Data listing:
━━━━━━━━━━━━━━━━━━━━

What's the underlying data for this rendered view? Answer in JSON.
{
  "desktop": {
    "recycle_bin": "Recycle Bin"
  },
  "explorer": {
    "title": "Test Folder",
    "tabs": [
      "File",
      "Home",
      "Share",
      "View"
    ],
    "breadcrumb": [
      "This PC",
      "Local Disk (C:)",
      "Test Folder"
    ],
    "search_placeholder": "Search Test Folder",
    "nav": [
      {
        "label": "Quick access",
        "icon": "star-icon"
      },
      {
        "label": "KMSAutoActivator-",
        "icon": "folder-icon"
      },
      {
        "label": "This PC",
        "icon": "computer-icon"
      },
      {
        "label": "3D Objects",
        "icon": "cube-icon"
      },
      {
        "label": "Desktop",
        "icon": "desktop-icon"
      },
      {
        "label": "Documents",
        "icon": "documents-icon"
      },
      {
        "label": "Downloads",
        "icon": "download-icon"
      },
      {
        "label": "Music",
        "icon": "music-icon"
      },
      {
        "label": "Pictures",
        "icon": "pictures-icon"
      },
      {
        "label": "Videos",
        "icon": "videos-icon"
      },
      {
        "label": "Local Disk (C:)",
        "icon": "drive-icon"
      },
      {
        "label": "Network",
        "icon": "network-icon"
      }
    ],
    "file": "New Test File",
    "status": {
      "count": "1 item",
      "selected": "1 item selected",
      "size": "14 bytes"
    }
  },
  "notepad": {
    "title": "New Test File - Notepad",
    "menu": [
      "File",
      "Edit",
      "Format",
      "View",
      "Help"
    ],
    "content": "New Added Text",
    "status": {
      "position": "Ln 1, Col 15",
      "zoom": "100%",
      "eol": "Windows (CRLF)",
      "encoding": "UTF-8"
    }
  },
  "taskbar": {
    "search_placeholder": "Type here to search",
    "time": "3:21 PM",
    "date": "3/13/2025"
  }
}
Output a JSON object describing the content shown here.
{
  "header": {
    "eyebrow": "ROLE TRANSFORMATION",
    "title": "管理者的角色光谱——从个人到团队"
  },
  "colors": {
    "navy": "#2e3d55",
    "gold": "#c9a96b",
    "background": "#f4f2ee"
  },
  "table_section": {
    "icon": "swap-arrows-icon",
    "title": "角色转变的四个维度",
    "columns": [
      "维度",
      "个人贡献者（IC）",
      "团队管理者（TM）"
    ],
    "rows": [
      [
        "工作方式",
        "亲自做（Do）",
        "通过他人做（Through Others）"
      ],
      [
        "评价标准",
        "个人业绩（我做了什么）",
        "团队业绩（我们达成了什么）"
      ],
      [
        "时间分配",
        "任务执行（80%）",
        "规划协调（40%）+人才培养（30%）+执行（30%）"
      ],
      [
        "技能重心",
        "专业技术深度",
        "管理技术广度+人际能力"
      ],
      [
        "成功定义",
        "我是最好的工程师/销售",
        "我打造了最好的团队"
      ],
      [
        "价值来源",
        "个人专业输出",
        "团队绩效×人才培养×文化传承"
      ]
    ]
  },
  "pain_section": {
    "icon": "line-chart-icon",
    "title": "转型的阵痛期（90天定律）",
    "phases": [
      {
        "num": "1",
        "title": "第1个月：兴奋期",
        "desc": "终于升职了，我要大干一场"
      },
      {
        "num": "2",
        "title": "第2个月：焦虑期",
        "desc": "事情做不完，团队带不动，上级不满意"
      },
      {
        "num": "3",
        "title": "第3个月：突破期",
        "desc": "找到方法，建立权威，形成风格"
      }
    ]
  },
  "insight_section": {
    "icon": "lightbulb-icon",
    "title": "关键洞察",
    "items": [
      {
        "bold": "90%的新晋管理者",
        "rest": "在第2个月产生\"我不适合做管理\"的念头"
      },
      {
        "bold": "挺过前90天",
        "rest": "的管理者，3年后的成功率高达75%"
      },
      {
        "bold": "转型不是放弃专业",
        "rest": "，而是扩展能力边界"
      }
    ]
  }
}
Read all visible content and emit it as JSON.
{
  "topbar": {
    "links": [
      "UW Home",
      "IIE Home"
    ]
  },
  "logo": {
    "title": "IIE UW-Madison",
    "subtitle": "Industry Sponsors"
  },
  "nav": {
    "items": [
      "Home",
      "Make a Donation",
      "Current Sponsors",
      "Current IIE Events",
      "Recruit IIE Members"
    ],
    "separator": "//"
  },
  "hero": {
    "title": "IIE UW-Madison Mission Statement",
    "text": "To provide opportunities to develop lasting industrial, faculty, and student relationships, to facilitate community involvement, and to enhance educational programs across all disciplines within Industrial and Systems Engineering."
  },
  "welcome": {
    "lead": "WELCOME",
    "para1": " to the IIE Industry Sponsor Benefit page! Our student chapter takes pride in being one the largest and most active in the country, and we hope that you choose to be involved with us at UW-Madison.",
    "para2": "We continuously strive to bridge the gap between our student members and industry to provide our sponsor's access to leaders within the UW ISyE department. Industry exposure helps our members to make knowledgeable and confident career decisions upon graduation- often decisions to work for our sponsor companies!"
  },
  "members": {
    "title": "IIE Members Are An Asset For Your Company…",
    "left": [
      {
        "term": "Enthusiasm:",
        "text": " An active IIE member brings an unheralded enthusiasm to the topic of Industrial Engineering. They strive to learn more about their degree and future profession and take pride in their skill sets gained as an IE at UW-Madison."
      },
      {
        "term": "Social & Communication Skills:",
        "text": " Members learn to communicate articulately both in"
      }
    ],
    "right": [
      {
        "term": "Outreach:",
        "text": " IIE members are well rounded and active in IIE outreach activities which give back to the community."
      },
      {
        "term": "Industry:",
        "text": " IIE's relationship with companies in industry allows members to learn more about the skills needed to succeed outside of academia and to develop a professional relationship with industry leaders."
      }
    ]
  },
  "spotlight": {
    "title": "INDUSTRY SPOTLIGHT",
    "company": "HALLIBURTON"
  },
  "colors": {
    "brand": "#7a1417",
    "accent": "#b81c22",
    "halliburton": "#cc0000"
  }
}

━━━━━━━━━━━━━━━━━━━━

Given instruction: Return all of the data precisely as it appears.

Task answer:
What's the underlying data for this rendered view? Answer in JSON.
{
  "desktop": {
    "recycle_bin": "Recycle Bin"
  },
  "explorer": {
    "title": "Test Folder",
    "tabs": [
      "File",
      "Home",
      "Share",
      "View"
    ],
    "breadcrumb": [
      "This PC",
      "Local Disk (C:)",
      "Test Folder"
    ],
    "search_placeholder": "Search Test Folder",
    "nav": [
      {
        "label": "Quick access",
        "icon": "star-icon"
      },
      {
        "label": "KMSAutoActivator-",
        "icon": "folder-icon"
      },
      {
        "label": "This PC",
        "icon": "computer-icon"
      },
      {
        "label": "3D Objects",
        "icon": "cube-icon"
      },
      {
        "label": "Desktop",
        "icon": "desktop-icon"
      },
      {
        "label": "Documents",
        "icon": "documents-icon"
      },
      {
        "label": "Downloads",
        "icon": "download-icon"
      },
      {
        "label": "Music",
        "icon": "music-icon"
      },
      {
        "label": "Pictures",
        "icon": "pictures-icon"
      },
      {
        "label": "Videos",
        "icon": "videos-icon"
      },
      {
        "label": "Local Disk (C:)",
        "icon": "drive-icon"
      },
      {
        "label": "Network",
        "icon": "network-icon"
      }
    ],
    "file": "New Test File",
    "status": {
      "count": "1 item",
      "selected": "1 item selected",
      "size": "14 bytes"
    }
  },
  "notepad": {
    "title": "New Test File - Notepad",
    "menu": [
      "File",
      "Edit",
      "Format",
      "View",
      "Help"
    ],
    "content": "New Added Text",
    "status": {
      "position": "Ln 1, Col 15",
      "zoom": "100%",
      "eol": "Windows (CRLF)",
      "encoding": "UTF-8"
    }
  },
  "taskbar": {
    "search_placeholder": "Type here to search",
    "time": "3:21 PM",
    "date": "3/13/2025"
  }
}
Output a JSON object describing the content shown here.
{
  "header": {
    "eyebrow": "ROLE TRANSFORMATION",
    "title": "管理者的角色光谱——从个人到团队"
  },
  "colors": {
    "navy": "#2e3d55",
    "gold": "#c9a96b",
    "background": "#f4f2ee"
  },
  "table_section": {
    "icon": "swap-arrows-icon",
    "title": "角色转变的四个维度",
    "columns": [
      "维度",
      "个人贡献者（IC）",
      "团队管理者（TM）"
    ],
    "rows": [
      [
        "工作方式",
        "亲自做（Do）",
        "通过他人做（Through Others）"
      ],
      [
        "评价标准",
        "个人业绩（我做了什么）",
        "团队业绩（我们达成了什么）"
      ],
      [
        "时间分配",
        "任务执行（80%）",
        "规划协调（40%）+人才培养（30%）+执行（30%）"
      ],
      [
        "技能重心",
        "专业技术深度",
        "管理技术广度+人际能力"
      ],
      [
        "成功定义",
        "我是最好的工程师/销售",
        "我打造了最好的团队"
      ],
      [
        "价值来源",
        "个人专业输出",
        "团队绩效×人才培养×文化传承"
      ]
    ]
  },
  "pain_section": {
    "icon": "line-chart-icon",
    "title": "转型的阵痛期（90天定律）",
    "phases": [
      {
        "num": "1",
        "title": "第1个月：兴奋期",
        "desc": "终于升职了，我要大干一场"
      },
      {
        "num": "2",
        "title": "第2个月：焦虑期",
        "desc": "事情做不完，团队带不动，上级不满意"
      },
      {
        "num": "3",
        "title": "第3个月：突破期",
        "desc": "找到方法，建立权威，形成风格"
      }
    ]
  },
  "insight_section": {
    "icon": "lightbulb-icon",
    "title": "关键洞察",
    "items": [
      {
        "bold": "90%的新晋管理者",
        "rest": "在第2个月产生\"我不适合做管理\"的念头"
      },
      {
        "bold": "挺过前90天",
        "rest": "的管理者，3年后的成功率高达75%"
      },
      {
        "bold": "转型不是放弃专业",
        "rest": "，而是扩展能力边界"
      }
    ]
  }
}
Read all visible content and emit it as JSON.
{
  "topbar": {
    "links": [
      "UW Home",
      "IIE Home"
    ]
  },
  "logo": {
    "title": "IIE UW-Madison",
    "subtitle": "Industry Sponsors"
  },
  "nav": {
    "items": [
      "Home",
      "Make a Donation",
      "Current Sponsors",
      "Current IIE Events",
      "Recruit IIE Members"
    ],
    "separator": "//"
  },
  "hero": {
    "title": "IIE UW-Madison Mission Statement",
    "text": "To provide opportunities to develop lasting industrial, faculty, and student relationships, to facilitate community involvement, and to enhance educational programs across all disciplines within Industrial and Systems Engineering."
  },
  "welcome": {
    "lead": "WELCOME",
    "para1": " to the IIE Industry Sponsor Benefit page! Our student chapter takes pride in being one the largest and most active in the country, and we hope that you choose to be involved with us at UW-Madison.",
    "para2": "We continuously strive to bridge the gap between our student members and industry to provide our sponsor's access to leaders within the UW ISyE department. Industry exposure helps our members to make knowledgeable and confident career decisions upon graduation- often decisions to work for our sponsor companies!"
  },
  "members": {
    "title": "IIE Members Are An Asset For Your Company…",
    "left": [
      {
        "term": "Enthusiasm:",
        "text": " An active IIE member brings an unheralded enthusiasm to the topic of Industrial Engineering. They strive to learn more about their degree and future profession and take pride in their skill sets gained as an IE at UW-Madison."
      },
      {
        "term": "Social & Communication Skills:",
        "text": " Members learn to communicate articulately both in"
      }
    ],
    "right": [
      {
        "term": "Outreach:",
        "text": " IIE members are well rounded and active in IIE outreach activities which give back to the community."
      },
      {
        "term": "Industry:",
        "text": " IIE's relationship with companies in industry allows members to learn more about the skills needed to succeed outside of academia and to develop a professional relationship with industry leaders."
      }
    ]
  },
  "spotlight": {
    "title": "INDUSTRY SPOTLIGHT",
    "company": "HALLIBURTON"
  },
  "colors": {
    "brand": "#7a1417",
    "accent": "#b81c22",
    "halliburton": "#cc0000"
  }
}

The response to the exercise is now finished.